• [TO BE DONE]:
Write the data below out exactly as it stands. Do not include the pictures.

>> START RECORDS SHOWN

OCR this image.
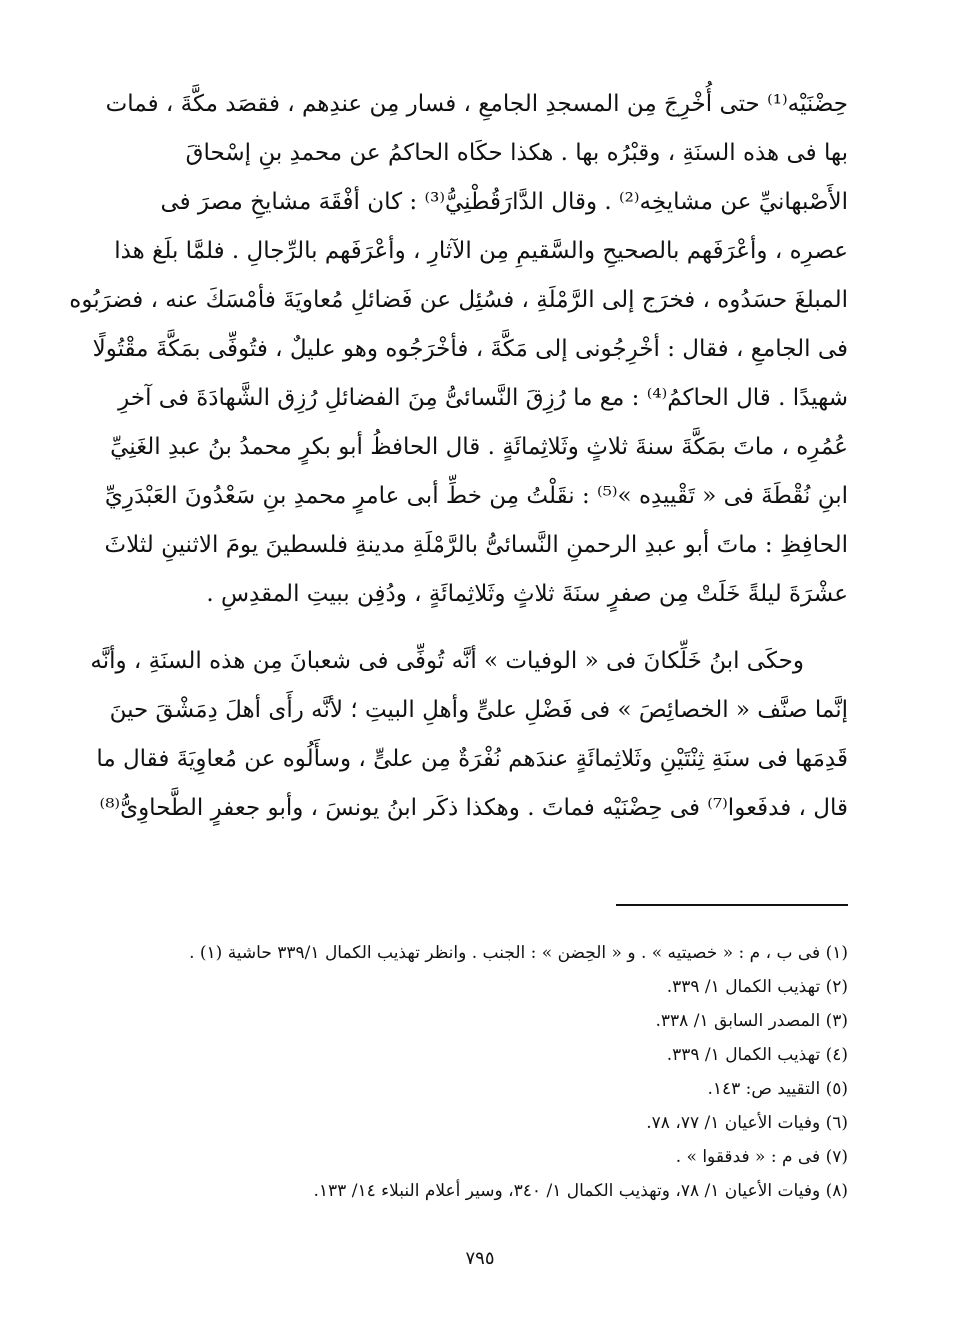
حِضْنَيْه⁽¹⁾ حتى أُخْرِجَ مِن المسجدِ الجامعِ ، فسار مِن عندِهم ، فقصَد مكَّةَ ، فمات
بها فى هذه السنَةِ ، وقبْرُه بها . هكذا حكَاه الحاكمُ عن محمدِ بنِ إسْحاقَ
الأَصْبهانيِّ عن مشايخِه⁽²⁾ . وقال الدَّارَقُطْنِيُّ⁽³⁾ : كان أفْقَهَ مشايخِ مصرَ فى
عصرِه ، وأعْرَفَهم بالصحيحِ والسَّقيمِ مِن الآثارِ ، وأعْرَفَهم بالرِّجالِ . فلمَّا بلَغ هذا
المبلغَ حسَدُوه ، فخرَج إلى الرَّمْلَةِ ، فسُئِل عن فَضائلِ مُعاويَةَ فأمْسَكَ عنه ، فضرَبُوه
فى الجامعِ ، فقال : أخْرِجُونى إلى مَكَّةَ ، فأخْرَجُوه وهو عليلٌ ، فتُوفِّى بمَكَّةَ مقْتُولًا
شهيدًا . قال الحاكمُ⁽⁴⁾ : مع ما رُزِقَ النَّسائىُّ مِنَ الفضائلِ رُزِق الشَّهادَةَ فى آخرِ
عُمُرِه ، ماتَ بمَكَّةَ سنةَ ثلاثٍ وثَلاثِمائَةٍ . قال الحافظُ أبو بكرٍ محمدُ بنُ عبدِ الغَنِيِّ
ابنِ نُقْطَةَ فى « تَقْييدِه »⁽⁵⁾ : نقَلْتُ مِن خطِّ أبى عامرٍ محمدِ بنِ سَعْدُونَ العَبْدَرِيِّ
الحافِظِ : ماتَ أبو عبدِ الرحمنِ النَّسائىُّ بالرَّمْلَةِ مدينةِ فلسطينَ يومَ الاثنينِ لثلاثَ
عشْرَةَ ليلةً خَلَتْ مِن صفرٍ سنَةَ ثلاثٍ وثَلاثِمائَةٍ ، ودُفِن ببيتِ المقدِسِ .
وحكَى ابنُ خَلِّكانَ فى « الوفيات » أنَّه تُوفِّى فى شعبانَ مِن هذه السنَةِ ، وأنَّه
إنَّما صنَّف « الخصائِصَ » فى فَضْلِ علىٍّ وأهلِ البيتِ ؛ لأنَّه رأَى أهلَ دِمَشْقَ حينَ
قَدِمَها فى سنَةِ ثِنْتَيْنِ وثَلاثِمائَةٍ عندَهم نُفْرَةٌ مِن علىٍّ ، وسأَلُوه عن مُعاوِيَةَ فقال ما
قال ، فدفَعوا⁽⁷⁾ فى حِضْنَيْه فماتَ . وهكذا ذكَر ابنُ يونسَ ، وأبو جعفرٍ الطَّحاوِىُّ⁽⁸⁾
(١) فى ب ، م : « خصيتيه » . و « الحِضن » : الجنب . وانظر تهذيب الكمال ٣٣٩/١ حاشية (١) .
(٢) تهذيب الكمال ١/ ٣٣٩.
(٣) المصدر السابق ١/ ٣٣٨.
(٤) تهذيب الكمال ١/ ٣٣٩.
(٥) التقييد ص: ١٤٣.
(٦) وفيات الأعيان ١/ ٧٧، ٧٨.
(٧) فى م : « فدققوا » .
(٨) وفيات الأعيان ١/ ٧٨، وتهذيب الكمال ١/ ٣٤٠، وسير أعلام النبلاء ١٤/ ١٣٣.
٧٩٥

>> END RECORDS SHOWN

• [RESULT]:
OCR this image.
حِضْنَيْه⁽¹⁾ حتى أُخْرِجَ مِن المسجدِ الجامعِ ، فسار مِن عندِهم ، فقصَد مكَّةَ ، فمات
بها فى هذه السنَةِ ، وقبْرُه بها . هكذا حكَاه الحاكمُ عن محمدِ بنِ إسْحاقَ
الأَصْبهانيِّ عن مشايخِه⁽²⁾ . وقال الدَّارَقُطْنِيُّ⁽³⁾ : كان أفْقَهَ مشايخِ مصرَ فى
عصرِه ، وأعْرَفَهم بالصحيحِ والسَّقيمِ مِن الآثارِ ، وأعْرَفَهم بالرِّجالِ . فلمَّا بلَغ هذا
المبلغَ حسَدُوه ، فخرَج إلى الرَّمْلَةِ ، فسُئِل عن فَضائلِ مُعاويَةَ فأمْسَكَ عنه ، فضرَبُوه
فى الجامعِ ، فقال : أخْرِجُونى إلى مَكَّةَ ، فأخْرَجُوه وهو عليلٌ ، فتُوفِّى بمَكَّةَ مقْتُولًا
شهيدًا . قال الحاكمُ⁽⁴⁾ : مع ما رُزِقَ النَّسائىُّ مِنَ الفضائلِ رُزِق الشَّهادَةَ فى آخرِ
عُمُرِه ، ماتَ بمَكَّةَ سنةَ ثلاثٍ وثَلاثِمائَةٍ . قال الحافظُ أبو بكرٍ محمدُ بنُ عبدِ الغَنِيِّ
ابنِ نُقْطَةَ فى « تَقْييدِه »⁽⁵⁾ : نقَلْتُ مِن خطِّ أبى عامرٍ محمدِ بنِ سَعْدُونَ العَبْدَرِيِّ
الحافِظِ : ماتَ أبو عبدِ الرحمنِ النَّسائىُّ بالرَّمْلَةِ مدينةِ فلسطينَ يومَ الاثنينِ لثلاثَ
عشْرَةَ ليلةً خَلَتْ مِن صفرٍ سنَةَ ثلاثٍ وثَلاثِمائَةٍ ، ودُفِن ببيتِ المقدِسِ .
وحكَى ابنُ خَلِّكانَ فى « الوفيات » أنَّه تُوفِّى فى شعبانَ مِن هذه السنَةِ ، وأنَّه
إنَّما صنَّف « الخصائِصَ » فى فَضْلِ علىٍّ وأهلِ البيتِ ؛ لأنَّه رأَى أهلَ دِمَشْقَ حينَ
قَدِمَها فى سنَةِ ثِنْتَيْنِ وثَلاثِمائَةٍ عندَهم نُفْرَةٌ مِن علىٍّ ، وسأَلُوه عن مُعاوِيَةَ فقال ما
قال ، فدفَعوا⁽⁷⁾ فى حِضْنَيْه فماتَ . وهكذا ذكَر ابنُ يونسَ ، وأبو جعفرٍ الطَّحاوِىُّ⁽⁸⁾
(١) فى ب ، م : « خصيتيه » . و « الحِضن » : الجنب . وانظر تهذيب الكمال ٣٣٩/١ حاشية (١) .
(٢) تهذيب الكمال ١/ ٣٣٩.
(٣) المصدر السابق ١/ ٣٣٨.
(٤) تهذيب الكمال ١/ ٣٣٩.
(٥) التقييد ص: ١٤٣.
(٦) وفيات الأعيان ١/ ٧٧، ٧٨.
(٧) فى م : « فدققوا » .
(٨) وفيات الأعيان ١/ ٧٨، وتهذيب الكمال ١/ ٣٤٠، وسير أعلام النبلاء ١٤/ ١٣٣.
٧٩٥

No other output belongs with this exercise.